— Start —

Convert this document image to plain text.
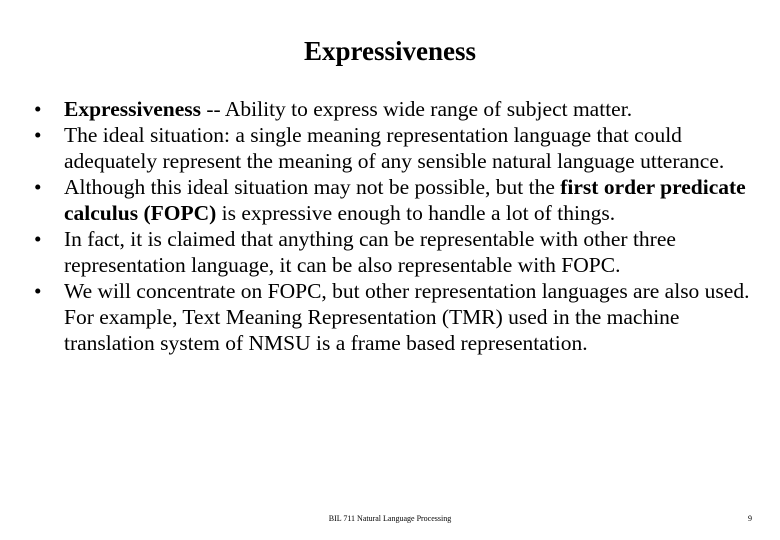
Expressiveness
•	Expressiveness -- Ability to express wide range of subject matter.
•	The ideal situation: a single meaning representation language that could adequately represent the meaning of any sensible natural language utterance.
•	Although this ideal situation may not be possible, but the first order predicate calculus (FOPC) is expressive enough to handle a lot of things.
•	In fact, it is claimed that anything can be representable with other three representation language, it can be also representable with FOPC.
•	We will concentrate on FOPC, but other representation languages are also used. For example, Text Meaning Representation (TMR) used in the machine translation system of NMSU is a frame based representation.
BIL 711 Natural Language Processing	9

— End —

_Short task_
Print all of the entries word for word. Omit the pictures they contain.

_Expected answer_
Convert this document image to plain text.
Expressiveness
•	Expressiveness -- Ability to express wide range of subject matter.
•	The ideal situation: a single meaning representation language that could adequately represent the meaning of any sensible natural language utterance.
•	Although this ideal situation may not be possible, but the first order predicate calculus (FOPC) is expressive enough to handle a lot of things.
•	In fact, it is claimed that anything can be representable with other three representation language, it can be also representable with FOPC.
•	We will concentrate on FOPC, but other representation languages are also used. For example, Text Meaning Representation (TMR) used in the machine translation system of NMSU is a frame based representation.
BIL 711 Natural Language Processing	9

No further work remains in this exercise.